GIVEN TASK>
All records should be reproduced verbatim.

── GIVEN RECORDS ──

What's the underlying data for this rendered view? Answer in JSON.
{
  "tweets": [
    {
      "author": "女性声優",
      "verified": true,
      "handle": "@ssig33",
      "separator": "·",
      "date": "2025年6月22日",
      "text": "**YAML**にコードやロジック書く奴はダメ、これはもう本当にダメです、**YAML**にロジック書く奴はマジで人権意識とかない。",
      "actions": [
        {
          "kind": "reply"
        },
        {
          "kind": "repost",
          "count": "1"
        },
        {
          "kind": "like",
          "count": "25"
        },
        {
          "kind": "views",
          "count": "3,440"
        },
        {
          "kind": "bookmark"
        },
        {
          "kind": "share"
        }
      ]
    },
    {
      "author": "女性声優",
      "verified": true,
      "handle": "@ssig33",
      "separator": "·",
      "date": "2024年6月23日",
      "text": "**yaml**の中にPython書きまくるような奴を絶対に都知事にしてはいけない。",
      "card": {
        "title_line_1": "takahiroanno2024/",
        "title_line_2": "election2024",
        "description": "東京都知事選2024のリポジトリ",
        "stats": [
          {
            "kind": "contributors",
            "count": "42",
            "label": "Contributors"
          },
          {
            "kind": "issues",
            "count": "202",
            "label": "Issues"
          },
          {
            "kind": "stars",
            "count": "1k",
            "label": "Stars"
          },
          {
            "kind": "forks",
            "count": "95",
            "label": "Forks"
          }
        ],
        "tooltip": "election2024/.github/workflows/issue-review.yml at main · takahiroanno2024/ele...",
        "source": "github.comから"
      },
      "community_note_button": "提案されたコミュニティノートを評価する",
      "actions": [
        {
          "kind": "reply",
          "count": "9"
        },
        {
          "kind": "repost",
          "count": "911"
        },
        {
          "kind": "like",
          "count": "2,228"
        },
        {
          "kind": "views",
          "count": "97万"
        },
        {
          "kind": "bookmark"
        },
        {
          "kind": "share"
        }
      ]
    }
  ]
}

───

TASK RESULT>
What's the underlying data for this rendered view? Answer in JSON.
{
  "tweets": [
    {
      "author": "女性声優",
      "verified": true,
      "handle": "@ssig33",
      "separator": "·",
      "date": "2025年6月22日",
      "text": "**YAML**にコードやロジック書く奴はダメ、これはもう本当にダメです、**YAML**にロジック書く奴はマジで人権意識とかない。",
      "actions": [
        {
          "kind": "reply"
        },
        {
          "kind": "repost",
          "count": "1"
        },
        {
          "kind": "like",
          "count": "25"
        },
        {
          "kind": "views",
          "count": "3,440"
        },
        {
          "kind": "bookmark"
        },
        {
          "kind": "share"
        }
      ]
    },
    {
      "author": "女性声優",
      "verified": true,
      "handle": "@ssig33",
      "separator": "·",
      "date": "2024年6月23日",
      "text": "**yaml**の中にPython書きまくるような奴を絶対に都知事にしてはいけない。",
      "card": {
        "title_line_1": "takahiroanno2024/",
        "title_line_2": "election2024",
        "description": "東京都知事選2024のリポジトリ",
        "stats": [
          {
            "kind": "contributors",
            "count": "42",
            "label": "Contributors"
          },
          {
            "kind": "issues",
            "count": "202",
            "label": "Issues"
          },
          {
            "kind": "stars",
            "count": "1k",
            "label": "Stars"
          },
          {
            "kind": "forks",
            "count": "95",
            "label": "Forks"
          }
        ],
        "tooltip": "election2024/.github/workflows/issue-review.yml at main · takahiroanno2024/ele...",
        "source": "github.comから"
      },
      "community_note_button": "提案されたコミュニティノートを評価する",
      "actions": [
        {
          "kind": "reply",
          "count": "9"
        },
        {
          "kind": "repost",
          "count": "911"
        },
        {
          "kind": "like",
          "count": "2,228"
        },
        {
          "kind": "views",
          "count": "97万"
        },
        {
          "kind": "bookmark"
        },
        {
          "kind": "share"
        }
      ]
    }
  ]
}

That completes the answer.